:: Work to complete ::
Can you write out the whole listing exactly?

:: Material shown ::

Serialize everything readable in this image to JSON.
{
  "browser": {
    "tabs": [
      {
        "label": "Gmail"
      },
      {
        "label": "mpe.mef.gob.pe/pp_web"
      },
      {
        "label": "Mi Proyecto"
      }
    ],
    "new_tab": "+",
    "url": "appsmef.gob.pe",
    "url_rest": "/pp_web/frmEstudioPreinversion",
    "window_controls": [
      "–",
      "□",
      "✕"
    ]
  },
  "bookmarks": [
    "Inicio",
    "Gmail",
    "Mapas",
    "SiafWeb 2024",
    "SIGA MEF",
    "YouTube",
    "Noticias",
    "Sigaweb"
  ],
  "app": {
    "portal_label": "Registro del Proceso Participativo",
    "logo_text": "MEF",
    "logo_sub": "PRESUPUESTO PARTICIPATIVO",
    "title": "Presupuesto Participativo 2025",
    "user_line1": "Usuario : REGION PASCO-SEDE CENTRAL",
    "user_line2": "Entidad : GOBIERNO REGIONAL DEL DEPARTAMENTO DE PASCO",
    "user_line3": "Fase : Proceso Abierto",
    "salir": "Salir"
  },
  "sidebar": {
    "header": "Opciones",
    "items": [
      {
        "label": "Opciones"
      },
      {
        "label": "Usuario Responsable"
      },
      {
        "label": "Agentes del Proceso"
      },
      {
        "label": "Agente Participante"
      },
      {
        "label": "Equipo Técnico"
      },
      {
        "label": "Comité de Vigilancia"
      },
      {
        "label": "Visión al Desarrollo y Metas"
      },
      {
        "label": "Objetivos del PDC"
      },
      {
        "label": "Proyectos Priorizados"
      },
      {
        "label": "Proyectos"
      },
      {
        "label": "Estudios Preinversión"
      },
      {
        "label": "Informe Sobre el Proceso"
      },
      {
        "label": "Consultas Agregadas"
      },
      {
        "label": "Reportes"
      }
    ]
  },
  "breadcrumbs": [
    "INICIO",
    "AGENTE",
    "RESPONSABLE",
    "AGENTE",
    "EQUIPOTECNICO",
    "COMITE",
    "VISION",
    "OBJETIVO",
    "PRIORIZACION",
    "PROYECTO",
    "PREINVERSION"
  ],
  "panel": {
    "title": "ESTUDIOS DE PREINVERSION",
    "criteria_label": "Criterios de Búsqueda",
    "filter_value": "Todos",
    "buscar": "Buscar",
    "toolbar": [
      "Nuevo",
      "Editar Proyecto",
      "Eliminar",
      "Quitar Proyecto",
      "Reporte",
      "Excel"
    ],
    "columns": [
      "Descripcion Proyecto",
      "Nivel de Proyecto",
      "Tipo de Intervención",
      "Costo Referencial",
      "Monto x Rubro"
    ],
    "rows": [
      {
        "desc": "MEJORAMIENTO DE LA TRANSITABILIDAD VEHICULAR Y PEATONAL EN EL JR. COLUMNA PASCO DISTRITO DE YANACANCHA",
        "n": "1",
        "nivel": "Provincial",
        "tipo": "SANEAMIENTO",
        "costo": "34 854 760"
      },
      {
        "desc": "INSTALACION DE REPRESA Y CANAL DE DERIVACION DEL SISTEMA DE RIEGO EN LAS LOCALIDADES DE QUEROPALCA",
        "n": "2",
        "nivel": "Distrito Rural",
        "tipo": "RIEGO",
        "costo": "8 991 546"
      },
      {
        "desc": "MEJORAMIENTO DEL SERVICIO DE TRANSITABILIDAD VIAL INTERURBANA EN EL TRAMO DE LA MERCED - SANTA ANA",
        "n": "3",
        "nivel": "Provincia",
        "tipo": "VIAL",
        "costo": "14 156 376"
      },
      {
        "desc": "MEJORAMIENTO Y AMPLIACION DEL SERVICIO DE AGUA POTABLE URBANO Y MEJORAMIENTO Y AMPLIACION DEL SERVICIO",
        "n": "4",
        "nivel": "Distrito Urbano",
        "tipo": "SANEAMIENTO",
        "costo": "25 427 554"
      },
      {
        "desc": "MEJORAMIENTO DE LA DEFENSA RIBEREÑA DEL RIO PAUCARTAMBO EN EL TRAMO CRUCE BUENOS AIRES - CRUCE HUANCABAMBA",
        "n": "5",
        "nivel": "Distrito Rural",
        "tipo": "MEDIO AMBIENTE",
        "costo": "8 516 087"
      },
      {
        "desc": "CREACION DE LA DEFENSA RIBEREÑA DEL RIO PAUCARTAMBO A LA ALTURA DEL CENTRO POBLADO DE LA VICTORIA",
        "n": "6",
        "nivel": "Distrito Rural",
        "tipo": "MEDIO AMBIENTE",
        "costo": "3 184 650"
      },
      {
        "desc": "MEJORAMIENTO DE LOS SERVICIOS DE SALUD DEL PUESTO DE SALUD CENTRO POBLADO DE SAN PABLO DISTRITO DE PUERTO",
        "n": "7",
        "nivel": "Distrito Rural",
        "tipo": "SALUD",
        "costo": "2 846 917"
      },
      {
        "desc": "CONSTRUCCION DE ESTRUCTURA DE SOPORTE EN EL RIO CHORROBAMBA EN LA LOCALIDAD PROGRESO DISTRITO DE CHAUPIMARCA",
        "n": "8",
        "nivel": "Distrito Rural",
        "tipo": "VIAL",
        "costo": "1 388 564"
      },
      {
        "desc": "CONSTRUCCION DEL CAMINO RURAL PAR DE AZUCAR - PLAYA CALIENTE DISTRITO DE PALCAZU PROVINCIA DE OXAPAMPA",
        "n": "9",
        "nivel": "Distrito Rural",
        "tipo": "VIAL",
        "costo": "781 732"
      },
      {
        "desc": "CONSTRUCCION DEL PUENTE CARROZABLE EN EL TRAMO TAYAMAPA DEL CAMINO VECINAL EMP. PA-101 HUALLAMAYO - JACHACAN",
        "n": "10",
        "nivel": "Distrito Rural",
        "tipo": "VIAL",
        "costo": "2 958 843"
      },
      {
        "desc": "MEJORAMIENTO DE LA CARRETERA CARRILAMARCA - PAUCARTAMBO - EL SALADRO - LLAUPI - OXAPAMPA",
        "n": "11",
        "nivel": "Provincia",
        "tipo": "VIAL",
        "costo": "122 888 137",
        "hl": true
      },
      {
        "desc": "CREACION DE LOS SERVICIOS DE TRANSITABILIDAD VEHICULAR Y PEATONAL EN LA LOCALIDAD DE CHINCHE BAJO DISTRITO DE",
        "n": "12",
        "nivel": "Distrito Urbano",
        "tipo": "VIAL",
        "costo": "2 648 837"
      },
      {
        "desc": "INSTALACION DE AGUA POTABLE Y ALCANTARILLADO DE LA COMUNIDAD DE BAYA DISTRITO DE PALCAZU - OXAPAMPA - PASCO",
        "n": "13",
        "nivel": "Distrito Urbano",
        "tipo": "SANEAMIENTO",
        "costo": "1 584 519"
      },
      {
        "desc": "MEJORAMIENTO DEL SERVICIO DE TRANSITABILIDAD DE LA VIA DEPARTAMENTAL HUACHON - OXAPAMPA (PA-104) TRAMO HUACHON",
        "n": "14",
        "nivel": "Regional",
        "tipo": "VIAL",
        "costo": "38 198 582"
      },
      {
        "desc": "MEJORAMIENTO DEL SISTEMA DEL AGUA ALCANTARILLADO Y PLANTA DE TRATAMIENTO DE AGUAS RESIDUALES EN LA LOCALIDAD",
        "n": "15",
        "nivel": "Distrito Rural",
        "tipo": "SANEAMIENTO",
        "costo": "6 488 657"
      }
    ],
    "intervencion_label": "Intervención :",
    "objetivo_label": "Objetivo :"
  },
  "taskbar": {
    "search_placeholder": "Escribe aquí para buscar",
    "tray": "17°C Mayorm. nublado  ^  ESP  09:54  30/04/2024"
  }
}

:: Full output ::
Serialize everything readable in this image to JSON.
{
  "browser": {
    "tabs": [
      {
        "label": "Gmail"
      },
      {
        "label": "mpe.mef.gob.pe/pp_web"
      },
      {
        "label": "Mi Proyecto"
      }
    ],
    "new_tab": "+",
    "url": "appsmef.gob.pe",
    "url_rest": "/pp_web/frmEstudioPreinversion",
    "window_controls": [
      "–",
      "□",
      "✕"
    ]
  },
  "bookmarks": [
    "Inicio",
    "Gmail",
    "Mapas",
    "SiafWeb 2024",
    "SIGA MEF",
    "YouTube",
    "Noticias",
    "Sigaweb"
  ],
  "app": {
    "portal_label": "Registro del Proceso Participativo",
    "logo_text": "MEF",
    "logo_sub": "PRESUPUESTO PARTICIPATIVO",
    "title": "Presupuesto Participativo 2025",
    "user_line1": "Usuario : REGION PASCO-SEDE CENTRAL",
    "user_line2": "Entidad : GOBIERNO REGIONAL DEL DEPARTAMENTO DE PASCO",
    "user_line3": "Fase : Proceso Abierto",
    "salir": "Salir"
  },
  "sidebar": {
    "header": "Opciones",
    "items": [
      {
        "label": "Opciones"
      },
      {
        "label": "Usuario Responsable"
      },
      {
        "label": "Agentes del Proceso"
      },
      {
        "label": "Agente Participante"
      },
      {
        "label": "Equipo Técnico"
      },
      {
        "label": "Comité de Vigilancia"
      },
      {
        "label": "Visión al Desarrollo y Metas"
      },
      {
        "label": "Objetivos del PDC"
      },
      {
        "label": "Proyectos Priorizados"
      },
      {
        "label": "Proyectos"
      },
      {
        "label": "Estudios Preinversión"
      },
      {
        "label": "Informe Sobre el Proceso"
      },
      {
        "label": "Consultas Agregadas"
      },
      {
        "label": "Reportes"
      }
    ]
  },
  "breadcrumbs": [
    "INICIO",
    "AGENTE",
    "RESPONSABLE",
    "AGENTE",
    "EQUIPOTECNICO",
    "COMITE",
    "VISION",
    "OBJETIVO",
    "PRIORIZACION",
    "PROYECTO",
    "PREINVERSION"
  ],
  "panel": {
    "title": "ESTUDIOS DE PREINVERSION",
    "criteria_label": "Criterios de Búsqueda",
    "filter_value": "Todos",
    "buscar": "Buscar",
    "toolbar": [
      "Nuevo",
      "Editar Proyecto",
      "Eliminar",
      "Quitar Proyecto",
      "Reporte",
      "Excel"
    ],
    "columns": [
      "Descripcion Proyecto",
      "Nivel de Proyecto",
      "Tipo de Intervención",
      "Costo Referencial",
      "Monto x Rubro"
    ],
    "rows": [
      {
        "desc": "MEJORAMIENTO DE LA TRANSITABILIDAD VEHICULAR Y PEATONAL EN EL JR. COLUMNA PASCO DISTRITO DE YANACANCHA",
        "n": "1",
        "nivel": "Provincial",
        "tipo": "SANEAMIENTO",
        "costo": "34 854 760"
      },
      {
        "desc": "INSTALACION DE REPRESA Y CANAL DE DERIVACION DEL SISTEMA DE RIEGO EN LAS LOCALIDADES DE QUEROPALCA",
        "n": "2",
        "nivel": "Distrito Rural",
        "tipo": "RIEGO",
        "costo": "8 991 546"
      },
      {
        "desc": "MEJORAMIENTO DEL SERVICIO DE TRANSITABILIDAD VIAL INTERURBANA EN EL TRAMO DE LA MERCED - SANTA ANA",
        "n": "3",
        "nivel": "Provincia",
        "tipo": "VIAL",
        "costo": "14 156 376"
      },
      {
        "desc": "MEJORAMIENTO Y AMPLIACION DEL SERVICIO DE AGUA POTABLE URBANO Y MEJORAMIENTO Y AMPLIACION DEL SERVICIO",
        "n": "4",
        "nivel": "Distrito Urbano",
        "tipo": "SANEAMIENTO",
        "costo": "25 427 554"
      },
      {
        "desc": "MEJORAMIENTO DE LA DEFENSA RIBEREÑA DEL RIO PAUCARTAMBO EN EL TRAMO CRUCE BUENOS AIRES - CRUCE HUANCABAMBA",
        "n": "5",
        "nivel": "Distrito Rural",
        "tipo": "MEDIO AMBIENTE",
        "costo": "8 516 087"
      },
      {
        "desc": "CREACION DE LA DEFENSA RIBEREÑA DEL RIO PAUCARTAMBO A LA ALTURA DEL CENTRO POBLADO DE LA VICTORIA",
        "n": "6",
        "nivel": "Distrito Rural",
        "tipo": "MEDIO AMBIENTE",
        "costo": "3 184 650"
      },
      {
        "desc": "MEJORAMIENTO DE LOS SERVICIOS DE SALUD DEL PUESTO DE SALUD CENTRO POBLADO DE SAN PABLO DISTRITO DE PUERTO",
        "n": "7",
        "nivel": "Distrito Rural",
        "tipo": "SALUD",
        "costo": "2 846 917"
      },
      {
        "desc": "CONSTRUCCION DE ESTRUCTURA DE SOPORTE EN EL RIO CHORROBAMBA EN LA LOCALIDAD PROGRESO DISTRITO DE CHAUPIMARCA",
        "n": "8",
        "nivel": "Distrito Rural",
        "tipo": "VIAL",
        "costo": "1 388 564"
      },
      {
        "desc": "CONSTRUCCION DEL CAMINO RURAL PAR DE AZUCAR - PLAYA CALIENTE DISTRITO DE PALCAZU PROVINCIA DE OXAPAMPA",
        "n": "9",
        "nivel": "Distrito Rural",
        "tipo": "VIAL",
        "costo": "781 732"
      },
      {
        "desc": "CONSTRUCCION DEL PUENTE CARROZABLE EN EL TRAMO TAYAMAPA DEL CAMINO VECINAL EMP. PA-101 HUALLAMAYO - JACHACAN",
        "n": "10",
        "nivel": "Distrito Rural",
        "tipo": "VIAL",
        "costo": "2 958 843"
      },
      {
        "desc": "MEJORAMIENTO DE LA CARRETERA CARRILAMARCA - PAUCARTAMBO - EL SALADRO - LLAUPI - OXAPAMPA",
        "n": "11",
        "nivel": "Provincia",
        "tipo": "VIAL",
        "costo": "122 888 137",
        "hl": true
      },
      {
        "desc": "CREACION DE LOS SERVICIOS DE TRANSITABILIDAD VEHICULAR Y PEATONAL EN LA LOCALIDAD DE CHINCHE BAJO DISTRITO DE",
        "n": "12",
        "nivel": "Distrito Urbano",
        "tipo": "VIAL",
        "costo": "2 648 837"
      },
      {
        "desc": "INSTALACION DE AGUA POTABLE Y ALCANTARILLADO DE LA COMUNIDAD DE BAYA DISTRITO DE PALCAZU - OXAPAMPA - PASCO",
        "n": "13",
        "nivel": "Distrito Urbano",
        "tipo": "SANEAMIENTO",
        "costo": "1 584 519"
      },
      {
        "desc": "MEJORAMIENTO DEL SERVICIO DE TRANSITABILIDAD DE LA VIA DEPARTAMENTAL HUACHON - OXAPAMPA (PA-104) TRAMO HUACHON",
        "n": "14",
        "nivel": "Regional",
        "tipo": "VIAL",
        "costo": "38 198 582"
      },
      {
        "desc": "MEJORAMIENTO DEL SISTEMA DEL AGUA ALCANTARILLADO Y PLANTA DE TRATAMIENTO DE AGUAS RESIDUALES EN LA LOCALIDAD",
        "n": "15",
        "nivel": "Distrito Rural",
        "tipo": "SANEAMIENTO",
        "costo": "6 488 657"
      }
    ],
    "intervencion_label": "Intervención :",
    "objetivo_label": "Objetivo :"
  },
  "taskbar": {
    "search_placeholder": "Escribe aquí para buscar",
    "tray": "17°C Mayorm. nublado  ^  ESP  09:54  30/04/2024"
  }
}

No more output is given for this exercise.